> **Supplied entries**:
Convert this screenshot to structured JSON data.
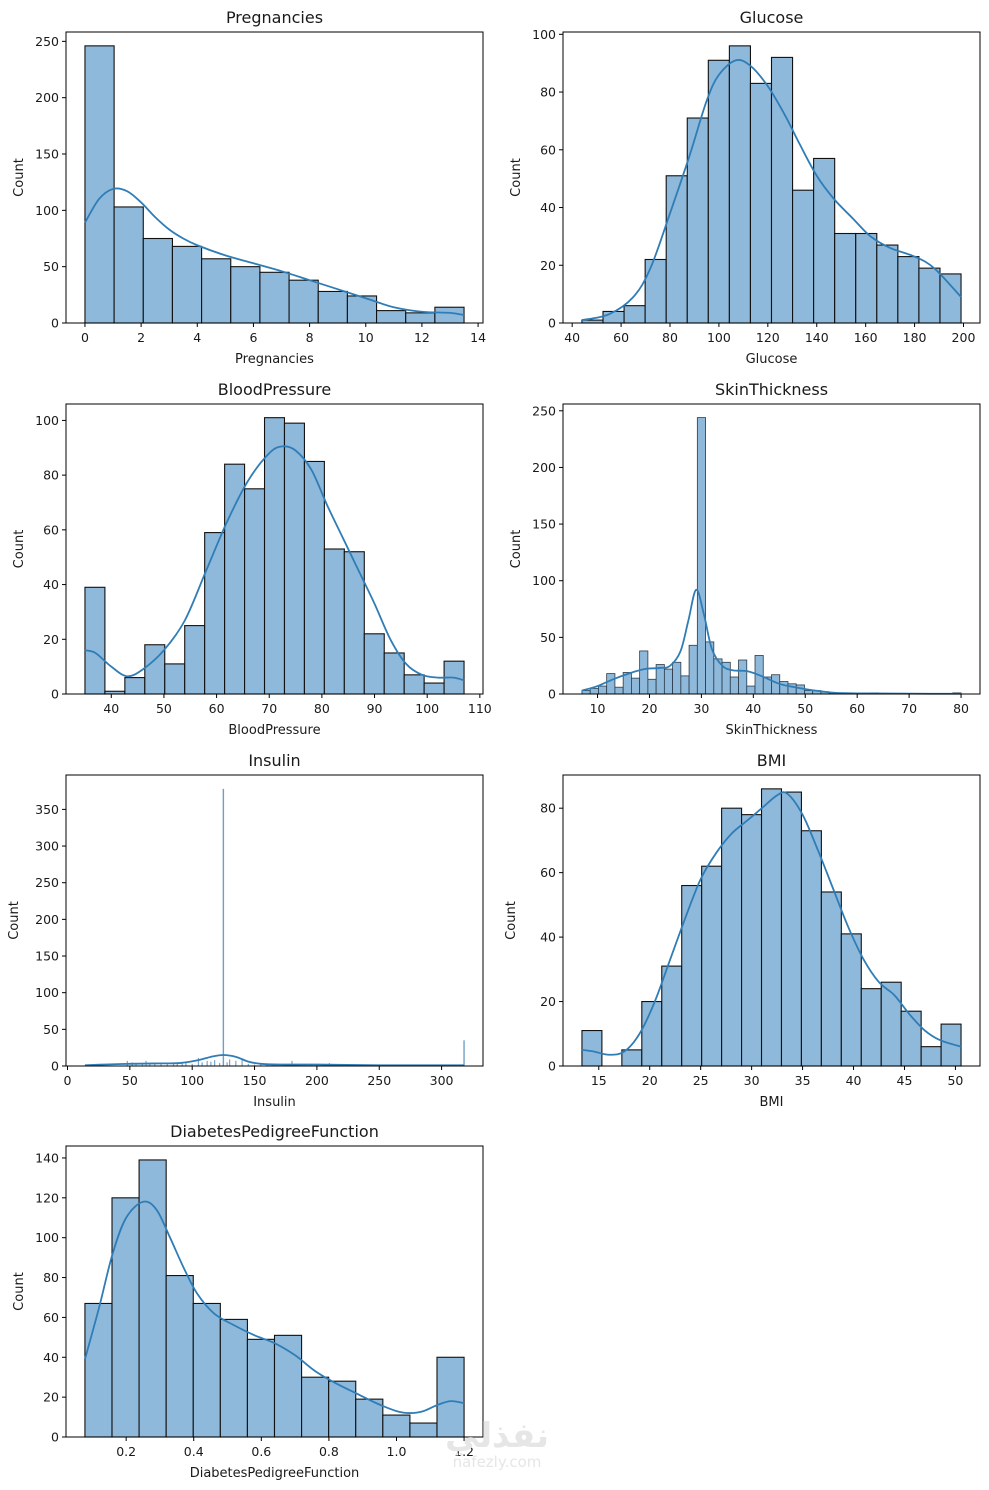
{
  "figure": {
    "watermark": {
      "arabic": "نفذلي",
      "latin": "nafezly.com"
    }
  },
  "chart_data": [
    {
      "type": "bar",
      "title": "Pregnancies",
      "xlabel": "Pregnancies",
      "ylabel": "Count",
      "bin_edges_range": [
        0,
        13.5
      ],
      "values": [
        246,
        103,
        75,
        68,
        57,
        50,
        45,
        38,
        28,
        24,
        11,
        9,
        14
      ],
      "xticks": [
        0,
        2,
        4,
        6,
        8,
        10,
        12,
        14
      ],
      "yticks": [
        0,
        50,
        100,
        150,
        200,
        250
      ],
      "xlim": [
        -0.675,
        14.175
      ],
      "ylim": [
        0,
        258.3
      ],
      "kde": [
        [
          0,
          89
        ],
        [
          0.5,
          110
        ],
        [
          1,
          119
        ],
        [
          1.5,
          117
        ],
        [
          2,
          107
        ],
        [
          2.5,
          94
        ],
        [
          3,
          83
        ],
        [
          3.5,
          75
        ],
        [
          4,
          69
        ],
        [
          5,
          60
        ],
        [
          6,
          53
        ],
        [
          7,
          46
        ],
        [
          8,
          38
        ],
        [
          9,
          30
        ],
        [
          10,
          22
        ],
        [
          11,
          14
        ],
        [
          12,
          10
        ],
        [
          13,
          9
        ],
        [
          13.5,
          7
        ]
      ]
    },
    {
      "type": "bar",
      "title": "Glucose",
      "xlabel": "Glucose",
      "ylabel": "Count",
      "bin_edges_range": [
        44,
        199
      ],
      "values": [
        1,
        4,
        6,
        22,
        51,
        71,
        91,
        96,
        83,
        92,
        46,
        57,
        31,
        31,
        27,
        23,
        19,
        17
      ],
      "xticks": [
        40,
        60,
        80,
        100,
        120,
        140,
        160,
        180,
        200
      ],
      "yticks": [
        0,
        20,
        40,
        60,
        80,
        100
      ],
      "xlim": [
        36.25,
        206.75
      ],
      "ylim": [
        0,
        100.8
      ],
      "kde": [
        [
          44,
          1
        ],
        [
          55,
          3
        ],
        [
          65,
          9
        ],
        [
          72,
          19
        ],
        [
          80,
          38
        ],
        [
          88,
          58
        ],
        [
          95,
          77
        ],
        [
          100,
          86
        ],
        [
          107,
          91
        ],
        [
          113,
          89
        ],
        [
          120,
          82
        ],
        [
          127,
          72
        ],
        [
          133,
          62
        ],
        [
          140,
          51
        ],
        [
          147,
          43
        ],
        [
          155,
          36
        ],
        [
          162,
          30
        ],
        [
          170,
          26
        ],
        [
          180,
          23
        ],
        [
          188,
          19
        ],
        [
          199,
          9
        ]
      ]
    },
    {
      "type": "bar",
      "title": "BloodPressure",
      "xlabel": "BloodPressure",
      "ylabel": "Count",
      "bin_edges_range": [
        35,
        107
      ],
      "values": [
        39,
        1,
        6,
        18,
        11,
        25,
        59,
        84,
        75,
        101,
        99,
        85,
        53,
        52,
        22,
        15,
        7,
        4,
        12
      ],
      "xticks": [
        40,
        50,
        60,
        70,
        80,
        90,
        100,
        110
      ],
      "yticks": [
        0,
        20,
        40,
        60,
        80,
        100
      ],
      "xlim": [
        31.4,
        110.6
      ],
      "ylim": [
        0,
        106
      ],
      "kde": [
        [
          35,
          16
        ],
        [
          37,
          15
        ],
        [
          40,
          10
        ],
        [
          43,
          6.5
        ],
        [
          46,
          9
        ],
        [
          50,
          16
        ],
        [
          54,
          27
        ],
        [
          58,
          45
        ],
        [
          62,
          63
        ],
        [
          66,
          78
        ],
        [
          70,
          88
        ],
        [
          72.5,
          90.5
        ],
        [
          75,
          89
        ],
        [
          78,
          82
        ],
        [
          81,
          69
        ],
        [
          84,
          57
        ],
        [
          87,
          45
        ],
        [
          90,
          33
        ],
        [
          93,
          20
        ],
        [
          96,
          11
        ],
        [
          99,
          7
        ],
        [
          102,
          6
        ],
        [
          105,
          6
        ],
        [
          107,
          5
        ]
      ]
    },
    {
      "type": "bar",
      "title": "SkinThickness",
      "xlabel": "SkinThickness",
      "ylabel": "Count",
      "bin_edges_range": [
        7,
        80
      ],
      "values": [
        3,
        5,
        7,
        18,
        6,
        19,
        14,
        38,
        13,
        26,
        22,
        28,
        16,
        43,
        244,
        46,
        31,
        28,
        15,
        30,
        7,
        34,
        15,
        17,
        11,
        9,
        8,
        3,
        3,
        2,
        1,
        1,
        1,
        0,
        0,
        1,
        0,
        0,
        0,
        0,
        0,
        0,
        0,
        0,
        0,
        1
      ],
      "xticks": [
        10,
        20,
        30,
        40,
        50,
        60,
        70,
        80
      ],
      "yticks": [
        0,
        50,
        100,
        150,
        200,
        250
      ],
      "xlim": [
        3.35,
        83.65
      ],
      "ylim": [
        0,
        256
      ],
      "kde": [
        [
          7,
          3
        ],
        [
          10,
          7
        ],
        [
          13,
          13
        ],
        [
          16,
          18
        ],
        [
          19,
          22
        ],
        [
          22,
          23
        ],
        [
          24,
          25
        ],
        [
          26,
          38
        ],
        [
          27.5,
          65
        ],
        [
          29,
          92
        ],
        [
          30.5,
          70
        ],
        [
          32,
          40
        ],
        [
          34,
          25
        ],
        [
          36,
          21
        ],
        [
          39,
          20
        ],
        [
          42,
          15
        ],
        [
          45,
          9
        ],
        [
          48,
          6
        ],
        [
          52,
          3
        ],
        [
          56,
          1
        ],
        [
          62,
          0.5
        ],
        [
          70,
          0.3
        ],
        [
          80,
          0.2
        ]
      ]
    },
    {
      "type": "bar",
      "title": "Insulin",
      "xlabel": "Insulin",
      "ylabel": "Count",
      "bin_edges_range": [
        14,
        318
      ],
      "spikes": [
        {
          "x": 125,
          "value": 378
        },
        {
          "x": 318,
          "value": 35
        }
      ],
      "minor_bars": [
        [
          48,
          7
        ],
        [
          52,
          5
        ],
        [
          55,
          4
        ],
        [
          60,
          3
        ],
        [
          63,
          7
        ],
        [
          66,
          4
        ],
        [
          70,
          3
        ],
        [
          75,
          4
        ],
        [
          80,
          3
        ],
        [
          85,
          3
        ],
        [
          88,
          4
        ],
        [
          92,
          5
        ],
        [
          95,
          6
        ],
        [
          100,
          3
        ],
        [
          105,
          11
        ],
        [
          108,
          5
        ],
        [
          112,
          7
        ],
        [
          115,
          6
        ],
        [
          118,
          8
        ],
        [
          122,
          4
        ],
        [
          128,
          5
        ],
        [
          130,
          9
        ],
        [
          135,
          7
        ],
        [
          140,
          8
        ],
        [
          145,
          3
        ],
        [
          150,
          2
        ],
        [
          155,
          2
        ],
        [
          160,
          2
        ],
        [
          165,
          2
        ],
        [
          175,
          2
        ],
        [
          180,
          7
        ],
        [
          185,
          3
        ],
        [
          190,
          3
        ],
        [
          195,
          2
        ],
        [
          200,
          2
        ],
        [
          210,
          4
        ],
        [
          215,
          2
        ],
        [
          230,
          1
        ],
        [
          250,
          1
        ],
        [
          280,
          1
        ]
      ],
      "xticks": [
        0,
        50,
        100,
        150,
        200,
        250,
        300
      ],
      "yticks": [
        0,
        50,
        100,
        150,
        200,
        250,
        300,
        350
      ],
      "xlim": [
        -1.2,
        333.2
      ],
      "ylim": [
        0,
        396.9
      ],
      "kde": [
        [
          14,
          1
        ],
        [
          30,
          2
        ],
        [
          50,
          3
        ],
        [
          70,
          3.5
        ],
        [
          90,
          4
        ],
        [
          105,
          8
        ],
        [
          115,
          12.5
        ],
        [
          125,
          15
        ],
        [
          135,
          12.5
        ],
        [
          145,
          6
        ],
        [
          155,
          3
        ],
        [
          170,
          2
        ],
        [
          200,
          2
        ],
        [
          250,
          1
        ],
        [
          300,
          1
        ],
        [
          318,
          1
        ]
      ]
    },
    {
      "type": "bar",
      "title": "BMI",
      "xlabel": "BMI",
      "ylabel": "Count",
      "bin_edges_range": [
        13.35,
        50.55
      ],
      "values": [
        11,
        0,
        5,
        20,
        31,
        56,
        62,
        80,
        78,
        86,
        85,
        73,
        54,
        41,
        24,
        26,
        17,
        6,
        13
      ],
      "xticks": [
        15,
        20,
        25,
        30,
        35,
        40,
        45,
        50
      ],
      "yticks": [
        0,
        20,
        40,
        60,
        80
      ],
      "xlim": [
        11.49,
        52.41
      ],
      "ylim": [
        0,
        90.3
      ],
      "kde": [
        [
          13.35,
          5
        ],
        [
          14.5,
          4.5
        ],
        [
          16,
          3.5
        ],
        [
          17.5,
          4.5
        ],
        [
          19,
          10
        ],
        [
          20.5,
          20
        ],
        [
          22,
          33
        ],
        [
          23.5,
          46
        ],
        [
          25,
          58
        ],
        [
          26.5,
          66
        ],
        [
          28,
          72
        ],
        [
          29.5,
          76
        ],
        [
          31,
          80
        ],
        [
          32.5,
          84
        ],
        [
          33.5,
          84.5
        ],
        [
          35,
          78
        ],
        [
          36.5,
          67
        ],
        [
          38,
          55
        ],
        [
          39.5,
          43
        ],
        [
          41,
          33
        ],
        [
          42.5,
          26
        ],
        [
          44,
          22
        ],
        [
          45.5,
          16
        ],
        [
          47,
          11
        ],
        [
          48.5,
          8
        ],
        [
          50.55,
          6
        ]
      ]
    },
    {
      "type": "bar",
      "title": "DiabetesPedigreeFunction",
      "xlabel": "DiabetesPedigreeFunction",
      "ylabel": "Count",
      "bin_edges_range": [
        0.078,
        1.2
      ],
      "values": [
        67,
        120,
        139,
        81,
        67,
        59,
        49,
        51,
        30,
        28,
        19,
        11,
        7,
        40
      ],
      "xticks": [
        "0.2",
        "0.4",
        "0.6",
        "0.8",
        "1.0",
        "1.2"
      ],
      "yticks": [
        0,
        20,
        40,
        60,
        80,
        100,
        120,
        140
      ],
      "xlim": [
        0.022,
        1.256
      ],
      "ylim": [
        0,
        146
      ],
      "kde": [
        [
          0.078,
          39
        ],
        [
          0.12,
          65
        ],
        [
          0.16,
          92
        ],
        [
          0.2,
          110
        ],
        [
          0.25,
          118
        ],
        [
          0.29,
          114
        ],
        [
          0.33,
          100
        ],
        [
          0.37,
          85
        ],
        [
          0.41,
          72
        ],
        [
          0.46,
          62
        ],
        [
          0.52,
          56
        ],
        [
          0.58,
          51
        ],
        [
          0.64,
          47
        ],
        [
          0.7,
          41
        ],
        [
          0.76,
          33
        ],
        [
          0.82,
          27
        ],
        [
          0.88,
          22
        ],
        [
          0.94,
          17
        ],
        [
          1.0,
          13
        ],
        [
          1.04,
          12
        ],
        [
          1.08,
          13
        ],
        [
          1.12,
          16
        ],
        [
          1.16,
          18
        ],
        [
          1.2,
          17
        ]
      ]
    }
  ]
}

> **What to work on**: Copy each line of the records containing the string "Pregnancies".

> **Output for this exercise**:
      "title": "Pregnancies",
      "xlabel": "Pregnancies",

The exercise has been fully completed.